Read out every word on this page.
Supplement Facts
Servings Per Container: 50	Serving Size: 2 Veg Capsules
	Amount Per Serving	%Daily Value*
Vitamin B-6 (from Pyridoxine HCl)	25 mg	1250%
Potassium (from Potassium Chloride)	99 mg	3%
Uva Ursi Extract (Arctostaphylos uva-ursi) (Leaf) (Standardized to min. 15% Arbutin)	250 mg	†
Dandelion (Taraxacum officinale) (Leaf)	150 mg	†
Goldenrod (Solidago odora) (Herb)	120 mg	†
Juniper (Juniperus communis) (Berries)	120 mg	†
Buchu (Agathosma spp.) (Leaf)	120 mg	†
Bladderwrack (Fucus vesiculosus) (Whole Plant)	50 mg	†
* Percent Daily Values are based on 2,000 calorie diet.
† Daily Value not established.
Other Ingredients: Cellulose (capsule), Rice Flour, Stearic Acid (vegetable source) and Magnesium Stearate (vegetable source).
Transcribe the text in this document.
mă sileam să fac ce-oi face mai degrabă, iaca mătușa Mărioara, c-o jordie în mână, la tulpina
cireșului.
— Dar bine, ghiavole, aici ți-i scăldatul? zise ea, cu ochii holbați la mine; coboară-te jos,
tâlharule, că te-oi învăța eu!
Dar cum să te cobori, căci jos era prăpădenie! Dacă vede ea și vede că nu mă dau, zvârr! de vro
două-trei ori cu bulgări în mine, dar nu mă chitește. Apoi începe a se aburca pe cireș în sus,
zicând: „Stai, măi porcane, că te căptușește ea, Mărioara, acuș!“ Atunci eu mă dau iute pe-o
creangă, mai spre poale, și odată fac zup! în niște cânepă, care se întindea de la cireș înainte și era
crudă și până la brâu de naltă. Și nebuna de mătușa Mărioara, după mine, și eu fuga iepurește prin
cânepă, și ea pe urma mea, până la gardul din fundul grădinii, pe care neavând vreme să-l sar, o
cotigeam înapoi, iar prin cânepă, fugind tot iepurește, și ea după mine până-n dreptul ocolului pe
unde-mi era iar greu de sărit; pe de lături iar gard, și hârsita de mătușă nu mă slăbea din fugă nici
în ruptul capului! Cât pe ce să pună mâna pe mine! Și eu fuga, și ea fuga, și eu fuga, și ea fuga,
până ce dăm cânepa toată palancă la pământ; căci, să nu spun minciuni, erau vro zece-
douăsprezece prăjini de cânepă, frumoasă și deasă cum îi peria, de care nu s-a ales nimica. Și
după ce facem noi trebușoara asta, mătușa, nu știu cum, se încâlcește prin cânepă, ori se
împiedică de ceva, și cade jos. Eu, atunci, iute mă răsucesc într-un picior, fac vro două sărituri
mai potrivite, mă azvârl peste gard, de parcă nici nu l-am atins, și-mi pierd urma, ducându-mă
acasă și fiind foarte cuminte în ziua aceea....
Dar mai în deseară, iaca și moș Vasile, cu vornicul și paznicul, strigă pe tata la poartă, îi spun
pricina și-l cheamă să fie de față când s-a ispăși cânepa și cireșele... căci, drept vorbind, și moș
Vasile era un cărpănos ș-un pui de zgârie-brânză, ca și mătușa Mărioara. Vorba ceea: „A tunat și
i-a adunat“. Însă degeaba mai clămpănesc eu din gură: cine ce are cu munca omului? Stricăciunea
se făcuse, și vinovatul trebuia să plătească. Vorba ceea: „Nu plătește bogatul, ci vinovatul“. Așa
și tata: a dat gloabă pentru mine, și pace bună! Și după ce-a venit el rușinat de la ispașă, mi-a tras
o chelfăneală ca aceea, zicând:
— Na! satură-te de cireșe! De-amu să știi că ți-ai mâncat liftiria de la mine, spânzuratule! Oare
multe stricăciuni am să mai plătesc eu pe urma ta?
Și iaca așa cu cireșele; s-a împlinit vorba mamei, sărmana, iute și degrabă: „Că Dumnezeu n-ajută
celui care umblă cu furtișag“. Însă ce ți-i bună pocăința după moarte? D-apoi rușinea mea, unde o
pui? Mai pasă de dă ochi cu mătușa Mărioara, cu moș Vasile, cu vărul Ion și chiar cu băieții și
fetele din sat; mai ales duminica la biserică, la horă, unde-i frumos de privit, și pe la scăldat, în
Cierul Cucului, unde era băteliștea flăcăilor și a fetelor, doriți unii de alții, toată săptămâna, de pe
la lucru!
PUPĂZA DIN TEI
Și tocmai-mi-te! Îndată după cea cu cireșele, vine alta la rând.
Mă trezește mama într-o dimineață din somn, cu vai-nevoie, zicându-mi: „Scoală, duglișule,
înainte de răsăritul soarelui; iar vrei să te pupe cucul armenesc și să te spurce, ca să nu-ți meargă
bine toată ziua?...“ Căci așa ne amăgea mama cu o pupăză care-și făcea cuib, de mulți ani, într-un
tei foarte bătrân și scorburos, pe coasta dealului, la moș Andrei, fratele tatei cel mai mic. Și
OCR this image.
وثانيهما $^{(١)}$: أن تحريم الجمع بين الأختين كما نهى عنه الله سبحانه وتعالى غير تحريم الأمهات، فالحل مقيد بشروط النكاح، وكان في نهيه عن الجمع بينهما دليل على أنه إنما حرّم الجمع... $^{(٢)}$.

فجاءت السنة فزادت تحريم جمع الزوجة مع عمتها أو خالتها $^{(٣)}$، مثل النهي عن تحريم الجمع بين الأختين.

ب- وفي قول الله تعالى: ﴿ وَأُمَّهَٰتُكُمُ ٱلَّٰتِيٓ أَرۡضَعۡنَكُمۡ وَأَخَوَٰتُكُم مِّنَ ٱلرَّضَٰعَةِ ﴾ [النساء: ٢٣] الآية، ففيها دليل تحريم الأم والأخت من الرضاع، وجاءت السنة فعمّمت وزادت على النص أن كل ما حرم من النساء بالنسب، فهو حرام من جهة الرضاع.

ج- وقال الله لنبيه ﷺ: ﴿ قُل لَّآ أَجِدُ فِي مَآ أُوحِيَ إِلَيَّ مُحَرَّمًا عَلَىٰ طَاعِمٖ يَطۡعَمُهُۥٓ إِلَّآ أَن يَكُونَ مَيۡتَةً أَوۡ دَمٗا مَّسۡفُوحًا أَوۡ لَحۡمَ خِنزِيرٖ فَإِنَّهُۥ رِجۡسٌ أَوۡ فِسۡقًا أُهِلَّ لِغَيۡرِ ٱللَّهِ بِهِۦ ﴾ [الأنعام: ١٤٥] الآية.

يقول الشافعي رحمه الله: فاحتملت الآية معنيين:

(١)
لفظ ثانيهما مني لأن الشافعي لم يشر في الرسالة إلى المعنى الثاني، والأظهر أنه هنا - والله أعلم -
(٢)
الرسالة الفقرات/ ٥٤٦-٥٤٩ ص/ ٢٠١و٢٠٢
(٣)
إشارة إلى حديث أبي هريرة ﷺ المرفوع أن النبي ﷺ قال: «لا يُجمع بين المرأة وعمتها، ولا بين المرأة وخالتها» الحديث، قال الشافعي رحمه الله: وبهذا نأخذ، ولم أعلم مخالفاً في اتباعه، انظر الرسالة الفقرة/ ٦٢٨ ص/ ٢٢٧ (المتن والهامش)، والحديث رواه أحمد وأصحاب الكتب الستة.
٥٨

- THE EXERCISE
Extract all lines from the material above that include the word "urma".

- SOLUTION TO THIS PROBLEM
cânepă, și ea pe urma mea, până la gardul din fundul grădinii, pe care neavând vreme să-l sar, o
mai potrivite, mă azvârl peste gard, de parcă nici nu l-am atins, și-mi pierd urma, ducându-mă
multe stricăciuni am să mai plătesc eu pe urma ta?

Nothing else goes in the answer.